#### Task:
Transcribe all the entries word for word, skipping the pictures.

#### Extracted material:
# # # #

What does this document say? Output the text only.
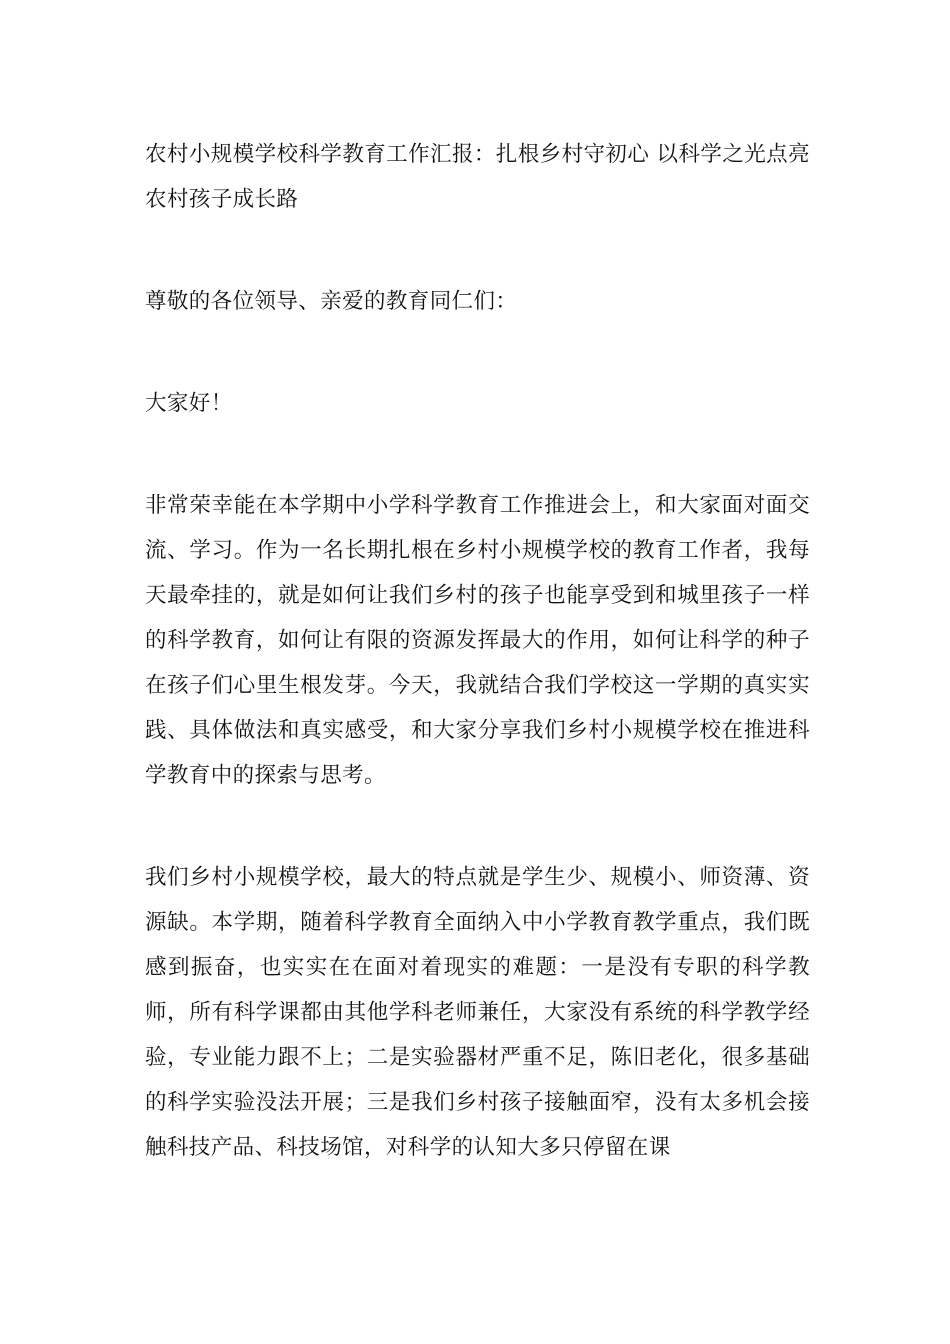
农村小规模学校科学教育工作汇报：扎根乡村守初心 以科学之光点亮农村孩子成长路

尊敬的各位领导、亲爱的教育同仁们：

大家好！

非常荣幸能在本学期中小学科学教育工作推进会上，和大家面对面交流、学习。作为一名长期扎根在乡村小规模学校的教育工作者，我每天最牵挂的，就是如何让我们乡村的孩子也能享受到和城里孩子一样的科学教育，如何让有限的资源发挥最大的作用，如何让科学的种子在孩子们心里生根发芽。今天，我就结合我们学校这一学期的真实实践、具体做法和真实感受，和大家分享我们乡村小规模学校在推进科学教育中的探索与思考。

我们乡村小规模学校，最大的特点就是学生少、规模小、师资薄、资源缺。本学期，随着科学教育全面纳入中小学教育教学重点，我们既感到振奋，也实实在在面对着现实的难题：一是没有专职的科学教师，所有科学课都由其他学科老师兼任，大家没有系统的科学教学经验，专业能力跟不上；二是实验器材严重不足，陈旧老化，很多基础的科学实验没法开展；三是我们乡村孩子接触面窄，没有太多机会接触科技产品、科技场馆，对科学的认知大多只停留在课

# # # #

#### The completed task:
What does this document say? Output the text only.
农村小规模学校科学教育工作汇报：扎根乡村守初心 以科学之光点亮农村孩子成长路

尊敬的各位领导、亲爱的教育同仁们：

大家好！

非常荣幸能在本学期中小学科学教育工作推进会上，和大家面对面交流、学习。作为一名长期扎根在乡村小规模学校的教育工作者，我每天最牵挂的，就是如何让我们乡村的孩子也能享受到和城里孩子一样的科学教育，如何让有限的资源发挥最大的作用，如何让科学的种子在孩子们心里生根发芽。今天，我就结合我们学校这一学期的真实实践、具体做法和真实感受，和大家分享我们乡村小规模学校在推进科学教育中的探索与思考。

我们乡村小规模学校，最大的特点就是学生少、规模小、师资薄、资源缺。本学期，随着科学教育全面纳入中小学教育教学重点，我们既感到振奋，也实实在在面对着现实的难题：一是没有专职的科学教师，所有科学课都由其他学科老师兼任，大家没有系统的科学教学经验，专业能力跟不上；二是实验器材严重不足，陈旧老化，很多基础的科学实验没法开展；三是我们乡村孩子接触面窄，没有太多机会接触科技产品、科技场馆，对科学的认知大多只停留在课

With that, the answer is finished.